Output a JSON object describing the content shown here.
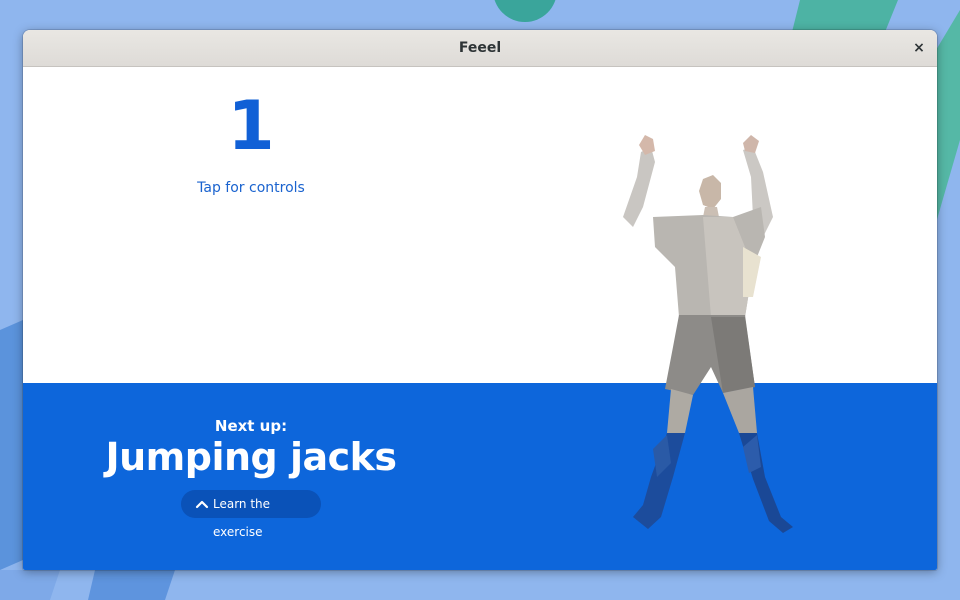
{
  "window": {
    "title": "Feeel",
    "close_glyph": "×"
  },
  "workout": {
    "counter": "1",
    "tap_hint": "Tap for controls",
    "next_label": "Next up:",
    "exercise_name": "Jumping jacks",
    "learn_button": "Learn the exercise"
  },
  "icons": {
    "close": "close-icon",
    "learn": "chevron-up-icon",
    "figure": "person-illustration"
  },
  "colors": {
    "accent": "#0d66db",
    "counter": "#1160d6",
    "desktop": "#8fb6ee"
  }
}
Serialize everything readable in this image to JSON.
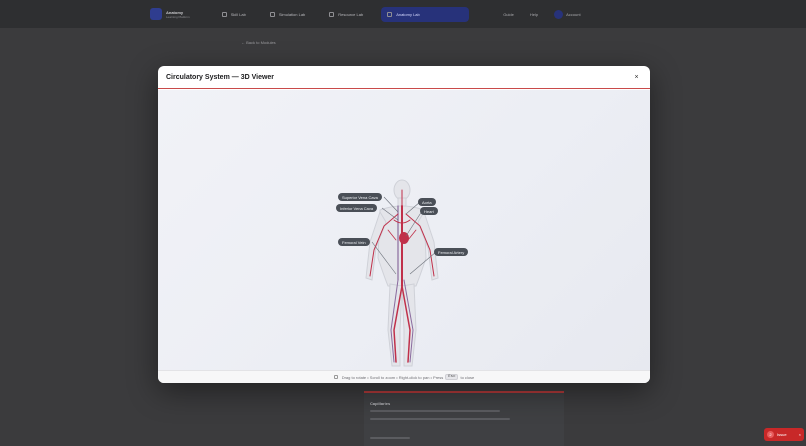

───

> **Goal of the exercise**: Transcribe the whole listing exactly. Pictures stay out of your copy.

> **Result of the exercise**:
Output a JSON object describing the content shown here.
{
  "window": {
    "title": "Feeel",
    "close_glyph": "×"
  },
  "workout": {
    "counter": "1",
    "tap_hint": "Tap for controls",
    "next_label": "Next up:",
    "exercise_name": "Jumping jacks",
    "learn_button": "Learn the exercise"
  },
  "icons": {
    "close": "close-icon",
    "learn": "chevron-up-icon",
    "figure": "person-illustration"
  },
  "colors": {
    "accent": "#0d66db",
    "counter": "#1160d6",
    "desktop": "#8fb6ee"
  }
}
Serialize everything readable in this image to JSON.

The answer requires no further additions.